Given instruction: Below are some records. Pull every line that contains the word "field".

======

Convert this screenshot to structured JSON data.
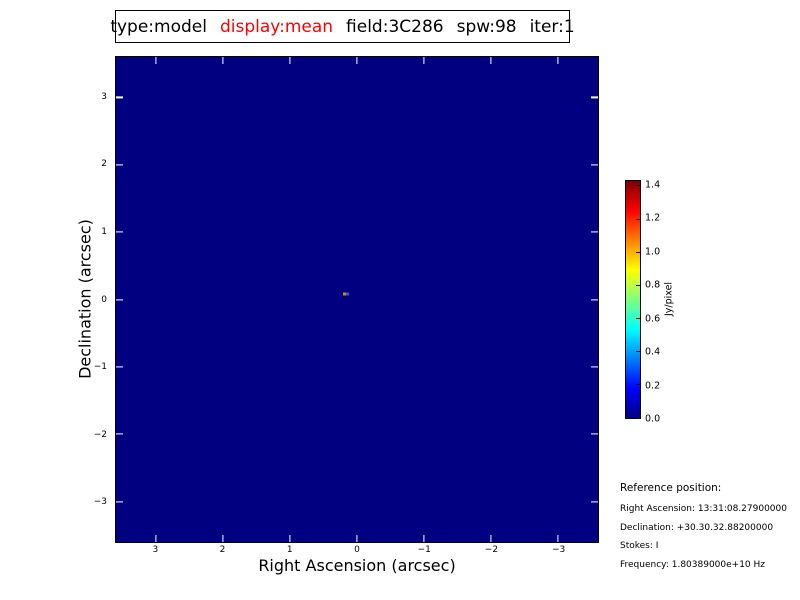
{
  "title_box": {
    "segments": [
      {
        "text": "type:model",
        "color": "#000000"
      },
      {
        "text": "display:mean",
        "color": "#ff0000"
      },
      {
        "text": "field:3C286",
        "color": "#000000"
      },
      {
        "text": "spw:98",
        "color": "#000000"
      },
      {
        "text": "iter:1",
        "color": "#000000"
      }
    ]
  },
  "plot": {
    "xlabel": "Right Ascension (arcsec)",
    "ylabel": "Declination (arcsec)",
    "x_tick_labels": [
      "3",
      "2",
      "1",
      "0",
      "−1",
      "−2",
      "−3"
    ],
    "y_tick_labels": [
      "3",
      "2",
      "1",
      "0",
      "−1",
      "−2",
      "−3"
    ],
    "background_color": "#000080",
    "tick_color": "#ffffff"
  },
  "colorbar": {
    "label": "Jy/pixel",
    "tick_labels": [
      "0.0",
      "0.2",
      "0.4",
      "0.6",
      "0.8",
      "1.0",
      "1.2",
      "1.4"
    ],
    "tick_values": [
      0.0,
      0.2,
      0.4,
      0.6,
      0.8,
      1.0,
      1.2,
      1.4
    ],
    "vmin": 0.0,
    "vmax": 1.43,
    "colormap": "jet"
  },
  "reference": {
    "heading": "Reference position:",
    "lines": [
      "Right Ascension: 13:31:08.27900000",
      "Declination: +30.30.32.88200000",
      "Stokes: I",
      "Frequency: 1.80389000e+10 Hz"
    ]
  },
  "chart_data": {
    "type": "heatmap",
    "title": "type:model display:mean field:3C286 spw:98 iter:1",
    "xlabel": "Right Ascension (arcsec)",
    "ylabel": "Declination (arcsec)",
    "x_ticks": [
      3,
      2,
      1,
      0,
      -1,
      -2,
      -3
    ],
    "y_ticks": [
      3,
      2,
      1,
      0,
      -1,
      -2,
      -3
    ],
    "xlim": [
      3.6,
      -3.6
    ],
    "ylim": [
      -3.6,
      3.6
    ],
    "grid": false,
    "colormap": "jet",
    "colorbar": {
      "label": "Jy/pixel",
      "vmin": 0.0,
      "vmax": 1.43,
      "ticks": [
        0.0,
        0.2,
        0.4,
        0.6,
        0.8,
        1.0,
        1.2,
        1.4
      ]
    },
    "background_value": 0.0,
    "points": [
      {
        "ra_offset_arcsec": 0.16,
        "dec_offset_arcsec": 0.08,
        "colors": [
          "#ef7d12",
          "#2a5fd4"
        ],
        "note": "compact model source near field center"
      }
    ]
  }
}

======

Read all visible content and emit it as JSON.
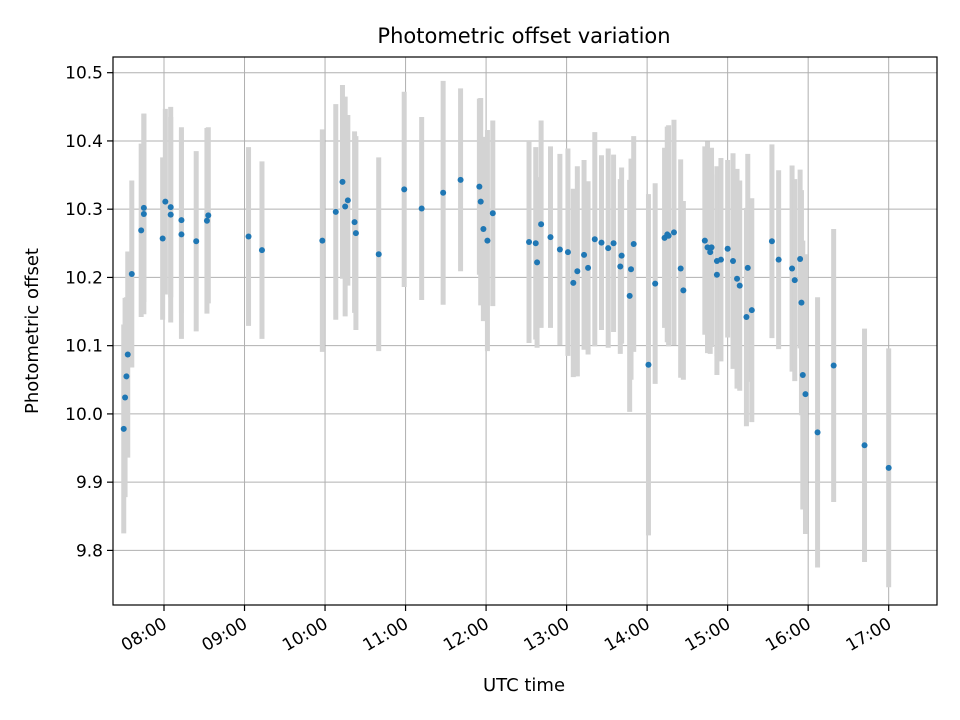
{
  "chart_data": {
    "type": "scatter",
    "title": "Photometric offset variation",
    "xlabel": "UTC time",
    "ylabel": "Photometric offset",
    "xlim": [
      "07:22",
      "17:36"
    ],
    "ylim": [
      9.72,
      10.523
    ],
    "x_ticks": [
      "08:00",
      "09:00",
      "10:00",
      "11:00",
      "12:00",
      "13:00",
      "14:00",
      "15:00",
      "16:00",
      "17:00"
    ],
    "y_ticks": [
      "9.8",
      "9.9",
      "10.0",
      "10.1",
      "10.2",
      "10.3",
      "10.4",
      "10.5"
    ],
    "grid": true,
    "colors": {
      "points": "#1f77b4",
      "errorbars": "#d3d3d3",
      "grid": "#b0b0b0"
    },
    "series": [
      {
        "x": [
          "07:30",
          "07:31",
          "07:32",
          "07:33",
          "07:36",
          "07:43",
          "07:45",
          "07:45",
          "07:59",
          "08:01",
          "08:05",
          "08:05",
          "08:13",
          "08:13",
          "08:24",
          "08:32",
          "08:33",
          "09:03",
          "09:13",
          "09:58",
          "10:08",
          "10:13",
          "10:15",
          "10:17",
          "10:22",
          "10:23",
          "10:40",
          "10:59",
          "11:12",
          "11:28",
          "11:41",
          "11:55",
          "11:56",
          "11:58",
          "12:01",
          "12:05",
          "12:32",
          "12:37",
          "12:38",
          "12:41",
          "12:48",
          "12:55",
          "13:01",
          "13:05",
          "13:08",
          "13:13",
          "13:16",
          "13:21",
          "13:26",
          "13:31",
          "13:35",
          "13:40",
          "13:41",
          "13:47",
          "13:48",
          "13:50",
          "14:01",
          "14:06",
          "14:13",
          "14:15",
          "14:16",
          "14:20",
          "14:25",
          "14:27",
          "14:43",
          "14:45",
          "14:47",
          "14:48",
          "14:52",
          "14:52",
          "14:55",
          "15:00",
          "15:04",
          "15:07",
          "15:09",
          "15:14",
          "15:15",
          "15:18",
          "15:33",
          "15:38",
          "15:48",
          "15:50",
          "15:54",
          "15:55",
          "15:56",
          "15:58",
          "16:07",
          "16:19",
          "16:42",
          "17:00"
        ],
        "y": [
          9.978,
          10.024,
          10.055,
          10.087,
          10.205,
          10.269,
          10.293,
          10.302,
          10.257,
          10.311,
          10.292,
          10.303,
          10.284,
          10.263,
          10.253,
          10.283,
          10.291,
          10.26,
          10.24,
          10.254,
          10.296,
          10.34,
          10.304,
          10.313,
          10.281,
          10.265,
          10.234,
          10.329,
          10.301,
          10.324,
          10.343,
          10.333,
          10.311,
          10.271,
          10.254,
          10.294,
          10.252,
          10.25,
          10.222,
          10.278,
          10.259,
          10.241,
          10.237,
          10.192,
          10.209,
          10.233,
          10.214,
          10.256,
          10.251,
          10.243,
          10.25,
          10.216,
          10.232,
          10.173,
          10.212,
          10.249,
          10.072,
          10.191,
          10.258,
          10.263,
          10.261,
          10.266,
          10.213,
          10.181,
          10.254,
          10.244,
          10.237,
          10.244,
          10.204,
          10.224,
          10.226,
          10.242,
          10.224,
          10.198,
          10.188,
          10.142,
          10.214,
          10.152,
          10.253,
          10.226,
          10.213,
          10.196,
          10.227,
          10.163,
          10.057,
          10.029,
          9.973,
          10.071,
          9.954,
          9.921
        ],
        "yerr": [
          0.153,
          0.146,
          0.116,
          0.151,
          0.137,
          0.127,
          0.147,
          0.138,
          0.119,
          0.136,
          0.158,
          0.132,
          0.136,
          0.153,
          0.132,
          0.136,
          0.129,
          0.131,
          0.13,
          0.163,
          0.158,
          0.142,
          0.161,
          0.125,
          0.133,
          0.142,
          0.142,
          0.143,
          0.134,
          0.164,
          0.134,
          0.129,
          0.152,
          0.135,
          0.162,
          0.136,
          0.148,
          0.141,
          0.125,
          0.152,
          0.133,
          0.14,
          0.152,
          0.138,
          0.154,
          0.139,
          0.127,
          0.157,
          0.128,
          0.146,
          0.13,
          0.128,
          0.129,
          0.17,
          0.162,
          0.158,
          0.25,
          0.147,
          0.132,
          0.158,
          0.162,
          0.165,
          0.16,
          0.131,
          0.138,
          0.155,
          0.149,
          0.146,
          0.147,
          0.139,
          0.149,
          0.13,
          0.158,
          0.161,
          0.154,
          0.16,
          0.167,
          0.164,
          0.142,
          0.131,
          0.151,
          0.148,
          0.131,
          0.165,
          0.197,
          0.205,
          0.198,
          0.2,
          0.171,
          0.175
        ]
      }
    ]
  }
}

======

Full solution:
        "text": "field:3C286",
    "title": "type:model display:mean field:3C286 spw:98 iter:1",
        "note": "compact model source near field center"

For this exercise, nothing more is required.